------ RECORD LIST ------
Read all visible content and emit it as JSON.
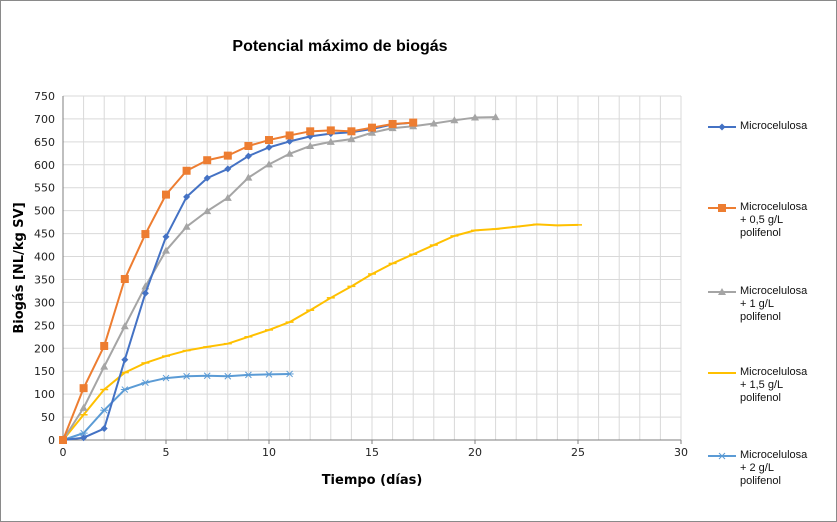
{
  "chart_data": {
    "type": "line",
    "title": "Potencial máximo de biogás",
    "xlabel": "Tiempo (días)",
    "ylabel": "Biogás [NL/kg SV]",
    "xlim": [
      0,
      30
    ],
    "ylim": [
      0,
      750
    ],
    "x_ticks": [
      0,
      5,
      10,
      15,
      20,
      25,
      30
    ],
    "y_ticks": [
      0,
      50,
      100,
      150,
      200,
      250,
      300,
      350,
      400,
      450,
      500,
      550,
      600,
      650,
      700,
      750
    ],
    "grid": true,
    "legend_position": "right",
    "series": [
      {
        "name": "Microcelulosa",
        "color": "#4472C4",
        "marker": "diamond",
        "x": [
          0,
          1,
          2,
          3,
          4,
          5,
          6,
          7,
          8,
          9,
          10,
          11,
          12,
          13,
          14,
          15,
          16,
          17
        ],
        "values": [
          0,
          5,
          25,
          175,
          320,
          443,
          530,
          571,
          591,
          619,
          638,
          651,
          662,
          668,
          671,
          678,
          688,
          692
        ]
      },
      {
        "name": "Microcelulosa + 0,5 g/L polifenol",
        "color": "#ED7D31",
        "marker": "square",
        "x": [
          0,
          1,
          2,
          3,
          4,
          5,
          6,
          7,
          8,
          9,
          10,
          11,
          12,
          13,
          14,
          15,
          16,
          17
        ],
        "values": [
          0,
          113,
          205,
          351,
          449,
          535,
          587,
          610,
          620,
          641,
          654,
          664,
          673,
          675,
          673,
          681,
          689,
          692
        ]
      },
      {
        "name": "Microcelulosa + 1 g/L polifenol",
        "color": "#A5A5A5",
        "marker": "triangle",
        "x": [
          0,
          1,
          2,
          3,
          4,
          5,
          6,
          7,
          8,
          9,
          10,
          11,
          12,
          13,
          14,
          15,
          16,
          17,
          18,
          19,
          20,
          21
        ],
        "values": [
          0,
          70,
          160,
          248,
          335,
          413,
          465,
          499,
          528,
          572,
          601,
          624,
          641,
          650,
          656,
          670,
          680,
          684,
          690,
          697,
          703,
          704
        ]
      },
      {
        "name": "Microcelulosa + 1,5 g/L polifenol",
        "color": "#FFC000",
        "marker": "dash",
        "x": [
          0,
          1,
          2,
          3,
          4,
          5,
          6,
          7,
          8,
          9,
          10,
          11,
          12,
          13,
          14,
          15,
          16,
          17,
          18,
          19,
          20,
          21,
          22,
          23,
          24,
          25
        ],
        "values": [
          0,
          55,
          110,
          147,
          168,
          183,
          195,
          203,
          210,
          225,
          240,
          257,
          283,
          310,
          335,
          362,
          385,
          405,
          425,
          445,
          457,
          460,
          465,
          470,
          468,
          469
        ]
      },
      {
        "name": "Microcelulosa + 2 g/L polifenol",
        "color": "#5B9BD5",
        "marker": "star",
        "x": [
          0,
          1,
          2,
          3,
          4,
          5,
          6,
          7,
          8,
          9,
          10,
          11
        ],
        "values": [
          0,
          15,
          65,
          110,
          125,
          135,
          139,
          140,
          139,
          142,
          143,
          144
        ]
      }
    ]
  },
  "legend": {
    "items": [
      {
        "label": "Microcelulosa"
      },
      {
        "label": "Microcelulosa\n+ 0,5 g/L\npolifenol"
      },
      {
        "label": "Microcelulosa\n+ 1 g/L\npolifenol"
      },
      {
        "label": "Microcelulosa\n+ 1,5 g/L\npolifenol"
      },
      {
        "label": "Microcelulosa\n+ 2 g/L\npolifenol"
      }
    ]
  }
}
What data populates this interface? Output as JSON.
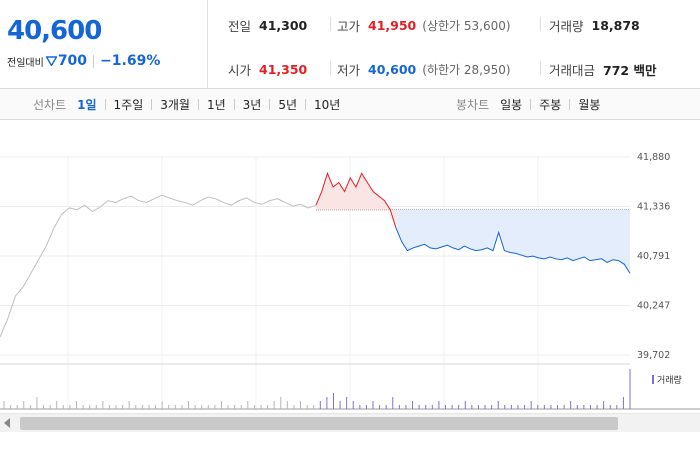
{
  "quote": {
    "current_price": "40,600",
    "change_label": "전일대비",
    "change_amount": "700",
    "change_rate": "−1.69%",
    "stats": {
      "prev_close_label": "전일",
      "prev_close": "41,300",
      "high_label": "고가",
      "high": "41,950",
      "upper_limit": "(상한가 53,600)",
      "volume_label": "거래량",
      "volume": "18,878",
      "open_label": "시가",
      "open": "41,350",
      "low_label": "저가",
      "low": "40,600",
      "lower_limit": "(하한가 28,950)",
      "value_label": "거래대금",
      "value": "772 백만"
    }
  },
  "period_bar": {
    "line_chart_label": "선차트",
    "line_tabs": [
      "1일",
      "1주일",
      "3개월",
      "1년",
      "3년",
      "5년",
      "10년"
    ],
    "active_tab": "1일",
    "candle_chart_label": "봉차트",
    "candle_tabs": [
      "일봉",
      "주봉",
      "월봉"
    ]
  },
  "chart": {
    "volume_label": "거래량",
    "colors": {
      "up": "#e31e24",
      "down": "#1465d8",
      "prior": "#bfbfbf",
      "volume": "#7e6fd8"
    }
  },
  "chart_data": {
    "type": "line",
    "ylim": [
      39702,
      41880
    ],
    "y_ticks": [
      "41,880",
      "41,336",
      "40,791",
      "40,247",
      "39,702"
    ],
    "reference_price": 41300,
    "prior_series": [
      39900,
      40100,
      40350,
      40450,
      40600,
      40750,
      40900,
      41100,
      41250,
      41320,
      41300,
      41350,
      41280,
      41330,
      41400,
      41380,
      41420,
      41450,
      41400,
      41380,
      41420,
      41460,
      41430,
      41400,
      41380,
      41350,
      41400,
      41440,
      41420,
      41380,
      41350,
      41400,
      41430,
      41380,
      41360,
      41400,
      41420,
      41380,
      41340,
      41360,
      41320,
      41350
    ],
    "today_series": [
      41350,
      41500,
      41700,
      41550,
      41600,
      41500,
      41650,
      41550,
      41700,
      41600,
      41500,
      41450,
      41400,
      41300,
      41100,
      40950,
      40850,
      40880,
      40900,
      40920,
      40880,
      40870,
      40890,
      40910,
      40880,
      40860,
      40900,
      40870,
      40850,
      40860,
      40880,
      40850,
      41050,
      40850,
      40830,
      40820,
      40800,
      40780,
      40790,
      40770,
      40760,
      40780,
      40760,
      40750,
      40770,
      40740,
      40760,
      40780,
      40740,
      40750,
      40760,
      40720,
      40750,
      40740,
      40700,
      40600
    ],
    "volume": [
      2,
      1,
      1,
      2,
      1,
      3,
      1,
      1,
      2,
      1,
      1,
      2,
      1,
      1,
      1,
      2,
      1,
      1,
      1,
      2,
      1,
      1,
      1,
      1,
      2,
      1,
      1,
      1,
      2,
      1,
      1,
      1,
      1,
      2,
      1,
      1,
      1,
      2,
      1,
      1,
      1,
      2,
      3,
      2,
      1,
      2,
      1,
      1,
      2,
      3,
      4,
      2,
      3,
      2,
      1,
      1,
      2,
      1,
      1,
      3,
      1,
      1,
      2,
      1,
      1,
      1,
      2,
      1,
      1,
      1,
      2,
      1,
      1,
      1,
      1,
      2,
      1,
      1,
      1,
      1,
      2,
      1,
      1,
      1,
      1,
      1,
      2,
      1,
      1,
      1,
      1,
      2,
      1,
      1,
      3,
      10
    ]
  }
}
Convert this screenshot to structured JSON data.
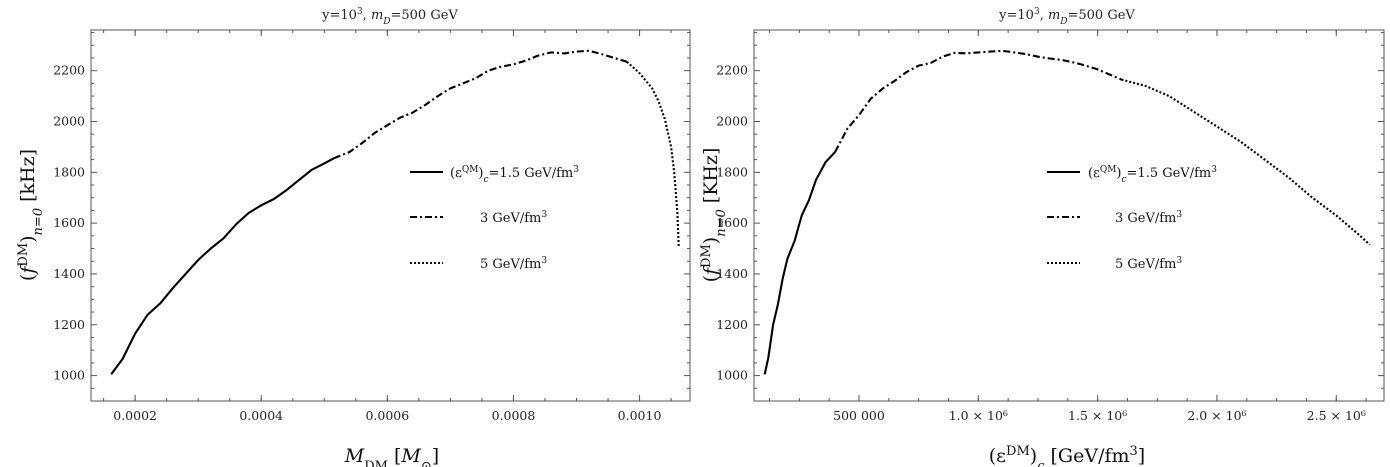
{
  "chart_data": [
    {
      "type": "line",
      "title": "y=10³, m_D=500 GeV",
      "title_parts": {
        "prefix": "y=10",
        "sup": "3",
        "comma": ", ",
        "m": "m",
        "sub": "D",
        "rest": "=500 GeV"
      },
      "xlabel": "M_DM [M_⊙]",
      "xlabel_parts": {
        "m": "M",
        "sub": "DM",
        "rest": " [",
        "m2": "M",
        "sub2": "⊙",
        "close": "]"
      },
      "ylabel": "(f^DM)_{n=0} [kHz]",
      "ylabel_parts": {
        "open": "(",
        "f": "f",
        "sup": "DM",
        "close": ")",
        "sub": "n=0",
        "unit": " [kHz]"
      },
      "xlim": [
        0.00013,
        0.00108
      ],
      "ylim": [
        900,
        2360
      ],
      "xticks": [
        0.0002,
        0.0004,
        0.0006,
        0.0008,
        0.001
      ],
      "xtick_labels": [
        "0.0002",
        "0.0004",
        "0.0006",
        "0.0008",
        "0.0010"
      ],
      "yticks": [
        1000,
        1200,
        1400,
        1600,
        1800,
        2000,
        2200
      ],
      "ytick_labels": [
        "1000",
        "1200",
        "1400",
        "1600",
        "1800",
        "2000",
        "2200"
      ],
      "legend_placement": "right",
      "series": [
        {
          "name": "(ε^QM)_c=1.5 GeV/fm³",
          "style": "solid",
          "x": [
            0.000162,
            0.00018,
            0.0002,
            0.00022,
            0.00024,
            0.00026,
            0.00028,
            0.0003,
            0.00032,
            0.00034,
            0.00036,
            0.00038,
            0.0004,
            0.00042,
            0.00044,
            0.00046,
            0.00048,
            0.0005,
            0.000515
          ],
          "y": [
            1005,
            1065,
            1165,
            1240,
            1285,
            1345,
            1400,
            1455,
            1500,
            1540,
            1595,
            1640,
            1670,
            1695,
            1730,
            1770,
            1810,
            1835,
            1855
          ]
        },
        {
          "name": "3 GeV/fm³",
          "style": "dashdot",
          "x": [
            0.000515,
            0.00054,
            0.00056,
            0.00058,
            0.0006,
            0.00062,
            0.00064,
            0.00066,
            0.00068,
            0.0007,
            0.00072,
            0.00074,
            0.00076,
            0.00078,
            0.0008,
            0.00082,
            0.00084,
            0.00086,
            0.00088,
            0.0009,
            0.00092,
            0.00094,
            0.00096,
            0.00098
          ],
          "y": [
            1855,
            1880,
            1915,
            1955,
            1985,
            2015,
            2035,
            2065,
            2100,
            2130,
            2150,
            2170,
            2200,
            2215,
            2225,
            2240,
            2260,
            2272,
            2268,
            2275,
            2278,
            2265,
            2250,
            2235
          ]
        },
        {
          "name": "5 GeV/fm³",
          "style": "dotted",
          "x": [
            0.00098,
            0.001,
            0.00102,
            0.00103,
            0.00104,
            0.00105,
            0.001055,
            0.00106,
            0.001062
          ],
          "y": [
            2235,
            2190,
            2130,
            2080,
            2010,
            1900,
            1800,
            1640,
            1510
          ]
        }
      ]
    },
    {
      "type": "line",
      "title": "y=10³, m_D=500 GeV",
      "title_parts": {
        "prefix": "y=10",
        "sup": "3",
        "comma": ", ",
        "m": "m",
        "sub": "D",
        "rest": "=500 GeV"
      },
      "xlabel": "(ε^DM)_c [GeV/fm³]",
      "xlabel_parts": {
        "open": "(ε",
        "sup": "DM",
        "close": ")",
        "sub": "c",
        "unit": " [GeV/fm",
        "unitsup": "3",
        "end": "]"
      },
      "ylabel": "(f^DM)_{n=0} [KHz]",
      "ylabel_parts": {
        "open": "(",
        "f": "f",
        "sup": "DM",
        "close": ")",
        "sub": "n=0",
        "unit": " [KHz]"
      },
      "xlim": [
        60000,
        2700000
      ],
      "ylim": [
        900,
        2360
      ],
      "xticks": [
        500000,
        1000000,
        1500000,
        2000000,
        2500000
      ],
      "xtick_labels": [
        "500 000",
        "1.0 × 10⁶",
        "1.5 × 10⁶",
        "2.0 × 10⁶",
        "2.5 × 10⁶"
      ],
      "yticks": [
        1000,
        1200,
        1400,
        1600,
        1800,
        2000,
        2200
      ],
      "ytick_labels": [
        "1000",
        "1200",
        "1400",
        "1600",
        "1800",
        "2000",
        "2200"
      ],
      "legend_placement": "center",
      "series": [
        {
          "name": "(ε^QM)_c=1.5 GeV/fm³",
          "style": "solid",
          "x": [
            105000,
            120000,
            140000,
            160000,
            180000,
            200000,
            230000,
            260000,
            290000,
            320000,
            360000,
            400000
          ],
          "y": [
            1005,
            1070,
            1200,
            1280,
            1380,
            1460,
            1530,
            1630,
            1690,
            1770,
            1840,
            1880
          ]
        },
        {
          "name": "3 GeV/fm³",
          "style": "dashdot",
          "x": [
            400000,
            450000,
            500000,
            550000,
            600000,
            650000,
            700000,
            750000,
            800000,
            850000,
            900000,
            950000,
            1000000,
            1050000,
            1100000,
            1150000,
            1200000,
            1250000,
            1300000,
            1350000,
            1400000,
            1450000,
            1500000,
            1550000,
            1600000
          ],
          "y": [
            1880,
            1970,
            2025,
            2090,
            2130,
            2160,
            2195,
            2220,
            2230,
            2255,
            2270,
            2268,
            2272,
            2275,
            2278,
            2272,
            2265,
            2255,
            2248,
            2242,
            2232,
            2220,
            2205,
            2185,
            2165
          ]
        },
        {
          "name": "5 GeV/fm³",
          "style": "dotted",
          "x": [
            1600000,
            1700000,
            1800000,
            1900000,
            2000000,
            2100000,
            2200000,
            2300000,
            2400000,
            2500000,
            2600000,
            2640000
          ],
          "y": [
            2165,
            2140,
            2100,
            2040,
            1980,
            1920,
            1850,
            1780,
            1700,
            1630,
            1550,
            1515
          ]
        }
      ]
    }
  ]
}
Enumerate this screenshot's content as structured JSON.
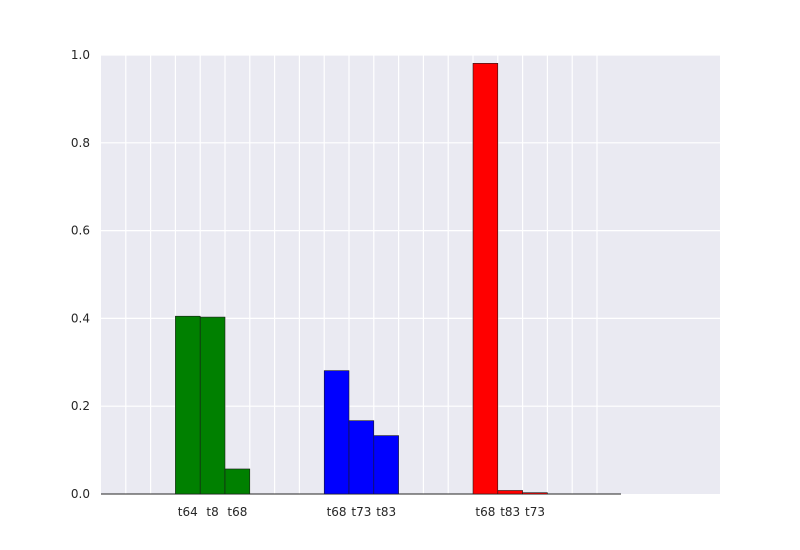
------
▶ **THE PROBLEM**: Copy out every line of the data that includes the word "this".

▶ **FULL SOLUTION**:
What data populates this interface? Output as JSON.
Convert this screenshot to structured JSON data.
Enumerate this screenshot's content as structured JSON.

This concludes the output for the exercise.